Exercise instructions = The entries below are to be repeated exactly as they stand.
=== Data lines ===
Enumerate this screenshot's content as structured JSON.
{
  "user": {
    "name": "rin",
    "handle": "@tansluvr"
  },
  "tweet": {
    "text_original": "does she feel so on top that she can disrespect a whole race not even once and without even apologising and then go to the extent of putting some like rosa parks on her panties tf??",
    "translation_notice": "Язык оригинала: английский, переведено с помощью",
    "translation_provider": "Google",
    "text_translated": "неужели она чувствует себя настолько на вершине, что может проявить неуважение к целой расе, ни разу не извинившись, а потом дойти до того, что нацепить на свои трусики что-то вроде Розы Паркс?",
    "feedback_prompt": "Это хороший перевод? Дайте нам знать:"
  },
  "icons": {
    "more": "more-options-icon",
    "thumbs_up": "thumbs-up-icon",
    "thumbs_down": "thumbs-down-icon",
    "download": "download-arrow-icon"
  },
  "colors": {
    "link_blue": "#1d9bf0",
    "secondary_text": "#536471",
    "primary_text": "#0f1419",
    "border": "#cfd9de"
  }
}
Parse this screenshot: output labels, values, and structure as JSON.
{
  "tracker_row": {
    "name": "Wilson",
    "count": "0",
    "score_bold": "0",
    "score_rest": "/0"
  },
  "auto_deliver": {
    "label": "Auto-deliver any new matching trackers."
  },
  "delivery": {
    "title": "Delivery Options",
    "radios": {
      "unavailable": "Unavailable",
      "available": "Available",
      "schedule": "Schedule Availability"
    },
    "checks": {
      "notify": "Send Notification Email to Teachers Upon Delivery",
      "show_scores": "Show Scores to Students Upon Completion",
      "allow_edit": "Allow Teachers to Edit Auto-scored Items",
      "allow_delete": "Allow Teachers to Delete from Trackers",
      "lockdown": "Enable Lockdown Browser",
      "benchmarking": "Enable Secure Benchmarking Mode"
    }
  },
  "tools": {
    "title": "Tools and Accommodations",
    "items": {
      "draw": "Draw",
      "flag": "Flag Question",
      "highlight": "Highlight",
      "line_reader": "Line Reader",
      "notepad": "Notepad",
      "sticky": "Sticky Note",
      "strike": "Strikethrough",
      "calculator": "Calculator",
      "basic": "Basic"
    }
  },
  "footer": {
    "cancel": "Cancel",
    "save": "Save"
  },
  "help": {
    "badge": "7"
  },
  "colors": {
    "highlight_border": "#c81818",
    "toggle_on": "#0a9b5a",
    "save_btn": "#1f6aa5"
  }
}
===
Reply =
Enumerate this screenshot's content as structured JSON.
{
  "user": {
    "name": "rin",
    "handle": "@tansluvr"
  },
  "tweet": {
    "text_original": "does she feel so on top that she can disrespect a whole race not even once and without even apologising and then go to the extent of putting some like rosa parks on her panties tf??",
    "translation_notice": "Язык оригинала: английский, переведено с помощью",
    "translation_provider": "Google",
    "text_translated": "неужели она чувствует себя настолько на вершине, что может проявить неуважение к целой расе, ни разу не извинившись, а потом дойти до того, что нацепить на свои трусики что-то вроде Розы Паркс?",
    "feedback_prompt": "Это хороший перевод? Дайте нам знать:"
  },
  "icons": {
    "more": "more-options-icon",
    "thumbs_up": "thumbs-up-icon",
    "thumbs_down": "thumbs-down-icon",
    "download": "download-arrow-icon"
  },
  "colors": {
    "link_blue": "#1d9bf0",
    "secondary_text": "#536471",
    "primary_text": "#0f1419",
    "border": "#cfd9de"
  }
}
Parse this screenshot: output labels, values, and structure as JSON.
{
  "tracker_row": {
    "name": "Wilson",
    "count": "0",
    "score_bold": "0",
    "score_rest": "/0"
  },
  "auto_deliver": {
    "label": "Auto-deliver any new matching trackers."
  },
  "delivery": {
    "title": "Delivery Options",
    "radios": {
      "unavailable": "Unavailable",
      "available": "Available",
      "schedule": "Schedule Availability"
    },
    "checks": {
      "notify": "Send Notification Email to Teachers Upon Delivery",
      "show_scores": "Show Scores to Students Upon Completion",
      "allow_edit": "Allow Teachers to Edit Auto-scored Items",
      "allow_delete": "Allow Teachers to Delete from Trackers",
      "lockdown": "Enable Lockdown Browser",
      "benchmarking": "Enable Secure Benchmarking Mode"
    }
  },
  "tools": {
    "title": "Tools and Accommodations",
    "items": {
      "draw": "Draw",
      "flag": "Flag Question",
      "highlight": "Highlight",
      "line_reader": "Line Reader",
      "notepad": "Notepad",
      "sticky": "Sticky Note",
      "strike": "Strikethrough",
      "calculator": "Calculator",
      "basic": "Basic"
    }
  },
  "footer": {
    "cancel": "Cancel",
    "save": "Save"
  },
  "help": {
    "badge": "7"
  },
  "colors": {
    "highlight_border": "#c81818",
    "toggle_on": "#0a9b5a",
    "save_btn": "#1f6aa5"
  }
}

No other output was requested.